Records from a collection
+++
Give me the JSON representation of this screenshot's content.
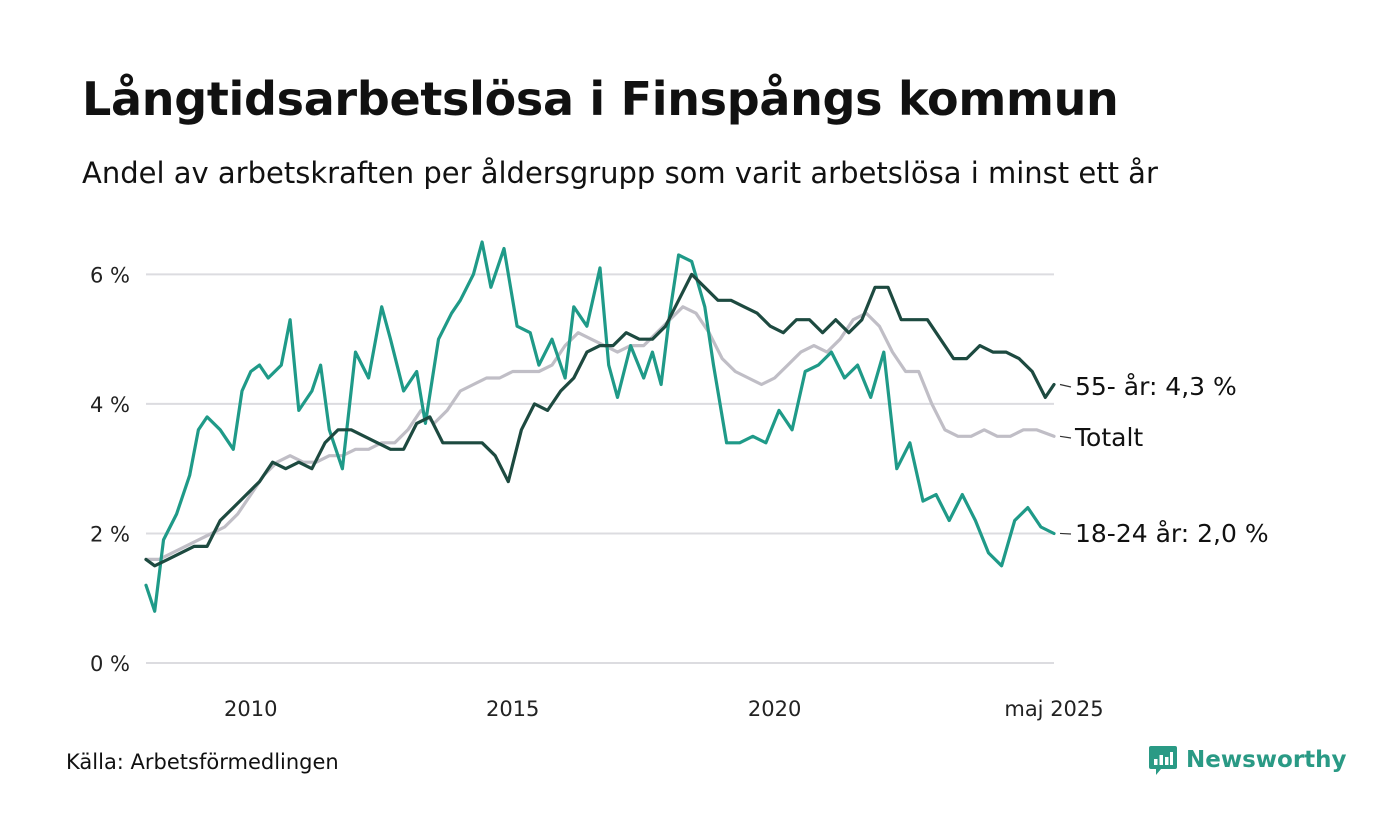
{
  "title": "Långtidsarbetslösa i Finspångs kommun",
  "subtitle": "Andel av arbetskraften per åldersgrupp som varit arbetslösa i minst ett år",
  "source": "Källa: Arbetsförmedlingen",
  "brand": {
    "name": "Newsworthy",
    "icon": "newsworthy-logo-icon",
    "color": "#2a9a85"
  },
  "chart_data": {
    "type": "line",
    "title": "Långtidsarbetslösa i Finspångs kommun",
    "xlabel": "",
    "ylabel": "",
    "x_range": [
      "2008-01",
      "2025-05"
    ],
    "ylim": [
      0,
      6.5
    ],
    "yticks": [
      {
        "value": 0,
        "label": "0 %"
      },
      {
        "value": 2,
        "label": "2 %"
      },
      {
        "value": 4,
        "label": "4 %"
      },
      {
        "value": 6,
        "label": "6 %"
      }
    ],
    "xticks": [
      {
        "value": "2010-01",
        "label": "2010"
      },
      {
        "value": "2015-01",
        "label": "2015"
      },
      {
        "value": "2020-01",
        "label": "2020"
      },
      {
        "value": "2025-05",
        "label": "maj 2025"
      }
    ],
    "grid": "horizontal",
    "series": [
      {
        "name": "Totalt",
        "end_label": "Totalt",
        "color": "#c0bec6",
        "points": [
          [
            "2008-01",
            1.6
          ],
          [
            "2008-04",
            1.6
          ],
          [
            "2008-07",
            1.7
          ],
          [
            "2008-10",
            1.8
          ],
          [
            "2009-01",
            1.9
          ],
          [
            "2009-04",
            2.0
          ],
          [
            "2009-07",
            2.1
          ],
          [
            "2009-10",
            2.3
          ],
          [
            "2010-01",
            2.6
          ],
          [
            "2010-04",
            2.9
          ],
          [
            "2010-07",
            3.1
          ],
          [
            "2010-10",
            3.2
          ],
          [
            "2011-01",
            3.1
          ],
          [
            "2011-04",
            3.1
          ],
          [
            "2011-07",
            3.2
          ],
          [
            "2011-10",
            3.2
          ],
          [
            "2012-01",
            3.3
          ],
          [
            "2012-04",
            3.3
          ],
          [
            "2012-07",
            3.4
          ],
          [
            "2012-10",
            3.4
          ],
          [
            "2013-01",
            3.6
          ],
          [
            "2013-04",
            3.9
          ],
          [
            "2013-07",
            3.7
          ],
          [
            "2013-10",
            3.9
          ],
          [
            "2014-01",
            4.2
          ],
          [
            "2014-04",
            4.3
          ],
          [
            "2014-07",
            4.4
          ],
          [
            "2014-10",
            4.4
          ],
          [
            "2015-01",
            4.5
          ],
          [
            "2015-04",
            4.5
          ],
          [
            "2015-07",
            4.5
          ],
          [
            "2015-10",
            4.6
          ],
          [
            "2016-01",
            4.9
          ],
          [
            "2016-04",
            5.1
          ],
          [
            "2016-07",
            5.0
          ],
          [
            "2016-10",
            4.9
          ],
          [
            "2017-01",
            4.8
          ],
          [
            "2017-04",
            4.9
          ],
          [
            "2017-07",
            4.9
          ],
          [
            "2017-10",
            5.1
          ],
          [
            "2018-01",
            5.3
          ],
          [
            "2018-04",
            5.5
          ],
          [
            "2018-07",
            5.4
          ],
          [
            "2018-10",
            5.1
          ],
          [
            "2019-01",
            4.7
          ],
          [
            "2019-04",
            4.5
          ],
          [
            "2019-07",
            4.4
          ],
          [
            "2019-10",
            4.3
          ],
          [
            "2020-01",
            4.4
          ],
          [
            "2020-04",
            4.6
          ],
          [
            "2020-07",
            4.8
          ],
          [
            "2020-10",
            4.9
          ],
          [
            "2021-01",
            4.8
          ],
          [
            "2021-04",
            5.0
          ],
          [
            "2021-07",
            5.3
          ],
          [
            "2021-10",
            5.4
          ],
          [
            "2022-01",
            5.2
          ],
          [
            "2022-04",
            4.8
          ],
          [
            "2022-07",
            4.5
          ],
          [
            "2022-10",
            4.5
          ],
          [
            "2023-01",
            4.0
          ],
          [
            "2023-04",
            3.6
          ],
          [
            "2023-07",
            3.5
          ],
          [
            "2023-10",
            3.5
          ],
          [
            "2024-01",
            3.6
          ],
          [
            "2024-04",
            3.5
          ],
          [
            "2024-07",
            3.5
          ],
          [
            "2024-10",
            3.6
          ],
          [
            "2025-01",
            3.6
          ],
          [
            "2025-05",
            3.5
          ]
        ]
      },
      {
        "name": "18-24 år",
        "end_label": "18-24 år: 2,0 %",
        "color": "#1f9a88",
        "points": [
          [
            "2008-01",
            1.2
          ],
          [
            "2008-03",
            0.8
          ],
          [
            "2008-05",
            1.9
          ],
          [
            "2008-08",
            2.3
          ],
          [
            "2008-11",
            2.9
          ],
          [
            "2009-01",
            3.6
          ],
          [
            "2009-03",
            3.8
          ],
          [
            "2009-06",
            3.6
          ],
          [
            "2009-09",
            3.3
          ],
          [
            "2009-11",
            4.2
          ],
          [
            "2010-01",
            4.5
          ],
          [
            "2010-03",
            4.6
          ],
          [
            "2010-05",
            4.4
          ],
          [
            "2010-08",
            4.6
          ],
          [
            "2010-10",
            5.3
          ],
          [
            "2010-12",
            3.9
          ],
          [
            "2011-03",
            4.2
          ],
          [
            "2011-05",
            4.6
          ],
          [
            "2011-07",
            3.6
          ],
          [
            "2011-10",
            3.0
          ],
          [
            "2012-01",
            4.8
          ],
          [
            "2012-04",
            4.4
          ],
          [
            "2012-07",
            5.5
          ],
          [
            "2012-09",
            5.0
          ],
          [
            "2012-12",
            4.2
          ],
          [
            "2013-03",
            4.5
          ],
          [
            "2013-05",
            3.7
          ],
          [
            "2013-08",
            5.0
          ],
          [
            "2013-11",
            5.4
          ],
          [
            "2014-01",
            5.6
          ],
          [
            "2014-04",
            6.0
          ],
          [
            "2014-06",
            6.5
          ],
          [
            "2014-08",
            5.8
          ],
          [
            "2014-11",
            6.4
          ],
          [
            "2015-02",
            5.2
          ],
          [
            "2015-05",
            5.1
          ],
          [
            "2015-07",
            4.6
          ],
          [
            "2015-10",
            5.0
          ],
          [
            "2016-01",
            4.4
          ],
          [
            "2016-03",
            5.5
          ],
          [
            "2016-06",
            5.2
          ],
          [
            "2016-09",
            6.1
          ],
          [
            "2016-11",
            4.6
          ],
          [
            "2017-01",
            4.1
          ],
          [
            "2017-04",
            4.9
          ],
          [
            "2017-07",
            4.4
          ],
          [
            "2017-09",
            4.8
          ],
          [
            "2017-11",
            4.3
          ],
          [
            "2018-01",
            5.4
          ],
          [
            "2018-03",
            6.3
          ],
          [
            "2018-06",
            6.2
          ],
          [
            "2018-09",
            5.5
          ],
          [
            "2018-11",
            4.6
          ],
          [
            "2019-02",
            3.4
          ],
          [
            "2019-05",
            3.4
          ],
          [
            "2019-08",
            3.5
          ],
          [
            "2019-11",
            3.4
          ],
          [
            "2020-02",
            3.9
          ],
          [
            "2020-05",
            3.6
          ],
          [
            "2020-08",
            4.5
          ],
          [
            "2020-11",
            4.6
          ],
          [
            "2021-02",
            4.8
          ],
          [
            "2021-05",
            4.4
          ],
          [
            "2021-08",
            4.6
          ],
          [
            "2021-11",
            4.1
          ],
          [
            "2022-02",
            4.8
          ],
          [
            "2022-05",
            3.0
          ],
          [
            "2022-08",
            3.4
          ],
          [
            "2022-11",
            2.5
          ],
          [
            "2023-02",
            2.6
          ],
          [
            "2023-05",
            2.2
          ],
          [
            "2023-08",
            2.6
          ],
          [
            "2023-11",
            2.2
          ],
          [
            "2024-02",
            1.7
          ],
          [
            "2024-05",
            1.5
          ],
          [
            "2024-08",
            2.2
          ],
          [
            "2024-11",
            2.4
          ],
          [
            "2025-02",
            2.1
          ],
          [
            "2025-05",
            2.0
          ]
        ]
      },
      {
        "name": "55- år",
        "end_label": "55- år: 4,3 %",
        "color": "#1d4a40",
        "points": [
          [
            "2008-01",
            1.6
          ],
          [
            "2008-03",
            1.5
          ],
          [
            "2008-06",
            1.6
          ],
          [
            "2008-09",
            1.7
          ],
          [
            "2008-12",
            1.8
          ],
          [
            "2009-03",
            1.8
          ],
          [
            "2009-06",
            2.2
          ],
          [
            "2009-09",
            2.4
          ],
          [
            "2009-12",
            2.6
          ],
          [
            "2010-03",
            2.8
          ],
          [
            "2010-06",
            3.1
          ],
          [
            "2010-09",
            3.0
          ],
          [
            "2010-12",
            3.1
          ],
          [
            "2011-03",
            3.0
          ],
          [
            "2011-06",
            3.4
          ],
          [
            "2011-09",
            3.6
          ],
          [
            "2011-12",
            3.6
          ],
          [
            "2012-03",
            3.5
          ],
          [
            "2012-06",
            3.4
          ],
          [
            "2012-09",
            3.3
          ],
          [
            "2012-12",
            3.3
          ],
          [
            "2013-03",
            3.7
          ],
          [
            "2013-06",
            3.8
          ],
          [
            "2013-09",
            3.4
          ],
          [
            "2013-12",
            3.4
          ],
          [
            "2014-03",
            3.4
          ],
          [
            "2014-06",
            3.4
          ],
          [
            "2014-09",
            3.2
          ],
          [
            "2014-12",
            2.8
          ],
          [
            "2015-03",
            3.6
          ],
          [
            "2015-06",
            4.0
          ],
          [
            "2015-09",
            3.9
          ],
          [
            "2015-12",
            4.2
          ],
          [
            "2016-03",
            4.4
          ],
          [
            "2016-06",
            4.8
          ],
          [
            "2016-09",
            4.9
          ],
          [
            "2016-12",
            4.9
          ],
          [
            "2017-03",
            5.1
          ],
          [
            "2017-06",
            5.0
          ],
          [
            "2017-09",
            5.0
          ],
          [
            "2017-12",
            5.2
          ],
          [
            "2018-03",
            5.6
          ],
          [
            "2018-06",
            6.0
          ],
          [
            "2018-09",
            5.8
          ],
          [
            "2018-12",
            5.6
          ],
          [
            "2019-03",
            5.6
          ],
          [
            "2019-06",
            5.5
          ],
          [
            "2019-09",
            5.4
          ],
          [
            "2019-12",
            5.2
          ],
          [
            "2020-03",
            5.1
          ],
          [
            "2020-06",
            5.3
          ],
          [
            "2020-09",
            5.3
          ],
          [
            "2020-12",
            5.1
          ],
          [
            "2021-03",
            5.3
          ],
          [
            "2021-06",
            5.1
          ],
          [
            "2021-09",
            5.3
          ],
          [
            "2021-12",
            5.8
          ],
          [
            "2022-03",
            5.8
          ],
          [
            "2022-06",
            5.3
          ],
          [
            "2022-09",
            5.3
          ],
          [
            "2022-12",
            5.3
          ],
          [
            "2023-03",
            5.0
          ],
          [
            "2023-06",
            4.7
          ],
          [
            "2023-09",
            4.7
          ],
          [
            "2023-12",
            4.9
          ],
          [
            "2024-03",
            4.8
          ],
          [
            "2024-06",
            4.8
          ],
          [
            "2024-09",
            4.7
          ],
          [
            "2024-12",
            4.5
          ],
          [
            "2025-03",
            4.1
          ],
          [
            "2025-05",
            4.3
          ]
        ]
      }
    ]
  }
}
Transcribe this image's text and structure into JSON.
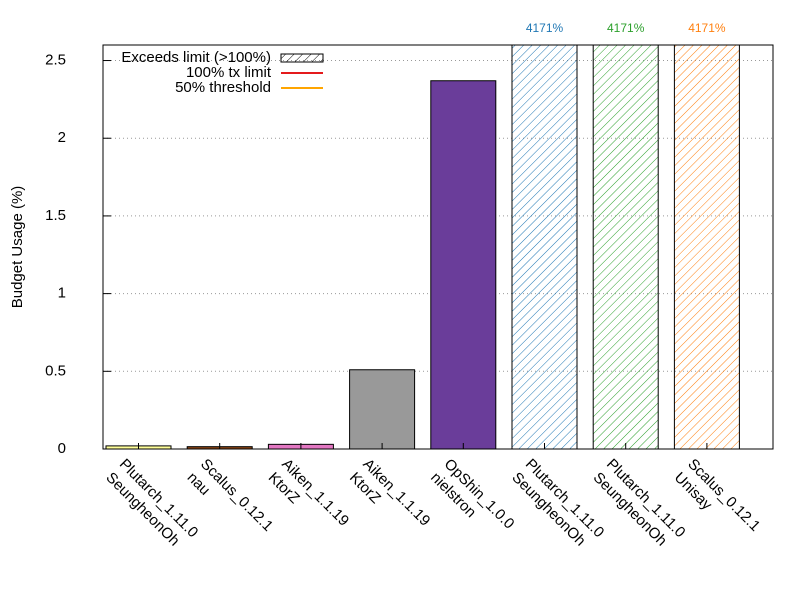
{
  "chart_data": {
    "type": "bar",
    "ylabel": "Budget Usage (%)",
    "categories": [
      [
        "Plutarch_1.11.0",
        "SeungheonOh"
      ],
      [
        "Scalus_0.12.1",
        "nau"
      ],
      [
        "Aiken_1.1.19",
        "KtorZ"
      ],
      [
        "Aiken_1.1.19",
        "KtorZ"
      ],
      [
        "OpShin_1.0.0",
        "nielstron"
      ],
      [
        "Plutarch_1.11.0",
        "SeungheonOh"
      ],
      [
        "Plutarch_1.11.0",
        "SeungheonOh"
      ],
      [
        "Scalus_0.12.1",
        "Unisay"
      ]
    ],
    "values": [
      0.02,
      0.015,
      0.03,
      0.51,
      2.37,
      4171,
      4171,
      4171
    ],
    "value_labels": [
      null,
      null,
      null,
      null,
      null,
      "4171%",
      "4171%",
      "4171%"
    ],
    "colors": [
      "#ffff99",
      "#8b4513",
      "#e377c2",
      "#999999",
      "#6a3d9a",
      "#1f77b4",
      "#2ca02c",
      "#ff7f0e"
    ],
    "hatched": [
      false,
      false,
      false,
      false,
      false,
      true,
      true,
      true
    ],
    "ylim": [
      0,
      2.6
    ],
    "yticks": [
      0,
      0.5,
      1,
      1.5,
      2,
      2.5
    ],
    "grid": true,
    "legend": [
      {
        "name": "Exceeds limit (>100%)",
        "kind": "hatch",
        "color": "#000000"
      },
      {
        "name": "100% tx limit",
        "kind": "line",
        "color": "#e41a1c"
      },
      {
        "name": "50% threshold",
        "kind": "line",
        "color": "#ffa500"
      }
    ],
    "legend_position": "top-left"
  }
}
+++
_Task requirements_
Look through the data above. Each line containing the word "name" needs to be copied.

_Solution to this exercise_
    "name": "Newsworthy",
        "name": "Totalt",
        "name": "18-24 år",
        "name": "55- år",
        "name": "Exceeds limit (>100%)",
        "name": "100% tx limit",
        "name": "50% threshold",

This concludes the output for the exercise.